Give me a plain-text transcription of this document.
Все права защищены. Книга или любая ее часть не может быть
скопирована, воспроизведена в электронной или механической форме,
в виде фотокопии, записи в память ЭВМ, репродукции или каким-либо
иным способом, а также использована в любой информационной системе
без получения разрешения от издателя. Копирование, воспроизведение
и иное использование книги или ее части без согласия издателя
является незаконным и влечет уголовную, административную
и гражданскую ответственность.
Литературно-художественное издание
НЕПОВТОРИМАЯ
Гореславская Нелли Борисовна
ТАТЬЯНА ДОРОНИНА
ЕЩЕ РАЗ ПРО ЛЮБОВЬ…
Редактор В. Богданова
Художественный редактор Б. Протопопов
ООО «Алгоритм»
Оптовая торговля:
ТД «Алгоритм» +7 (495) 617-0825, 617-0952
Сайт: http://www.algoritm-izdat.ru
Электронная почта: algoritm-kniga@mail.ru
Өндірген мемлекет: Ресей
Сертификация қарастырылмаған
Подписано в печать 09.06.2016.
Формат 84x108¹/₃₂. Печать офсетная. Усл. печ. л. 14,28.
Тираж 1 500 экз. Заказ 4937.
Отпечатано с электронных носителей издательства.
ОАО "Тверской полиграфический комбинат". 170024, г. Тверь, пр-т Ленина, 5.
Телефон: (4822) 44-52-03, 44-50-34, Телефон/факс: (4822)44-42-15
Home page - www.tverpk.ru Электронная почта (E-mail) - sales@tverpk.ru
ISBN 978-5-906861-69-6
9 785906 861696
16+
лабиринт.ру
::::::
Reproduce the full listing exactly.

Written reply:
Give me a plain-text transcription of this document.
Все права защищены. Книга или любая ее часть не может быть
скопирована, воспроизведена в электронной или механической форме,
в виде фотокопии, записи в память ЭВМ, репродукции или каким-либо
иным способом, а также использована в любой информационной системе
без получения разрешения от издателя. Копирование, воспроизведение
и иное использование книги или ее части без согласия издателя
является незаконным и влечет уголовную, административную
и гражданскую ответственность.
Литературно-художественное издание
НЕПОВТОРИМАЯ
Гореславская Нелли Борисовна
ТАТЬЯНА ДОРОНИНА
ЕЩЕ РАЗ ПРО ЛЮБОВЬ…
Редактор В. Богданова
Художественный редактор Б. Протопопов
ООО «Алгоритм»
Оптовая торговля:
ТД «Алгоритм» +7 (495) 617-0825, 617-0952
Сайт: http://www.algoritm-izdat.ru
Электронная почта: algoritm-kniga@mail.ru
Өндірген мемлекет: Ресей
Сертификация қарастырылмаған
Подписано в печать 09.06.2016.
Формат 84x108¹/₃₂. Печать офсетная. Усл. печ. л. 14,28.
Тираж 1 500 экз. Заказ 4937.
Отпечатано с электронных носителей издательства.
ОАО "Тверской полиграфический комбинат". 170024, г. Тверь, пр-т Ленина, 5.
Телефон: (4822) 44-52-03, 44-50-34, Телефон/факс: (4822)44-42-15
Home page - www.tverpk.ru Электронная почта (E-mail) - sales@tverpk.ru
ISBN 978-5-906861-69-6
9 785906 861696
16+
лабиринт.ру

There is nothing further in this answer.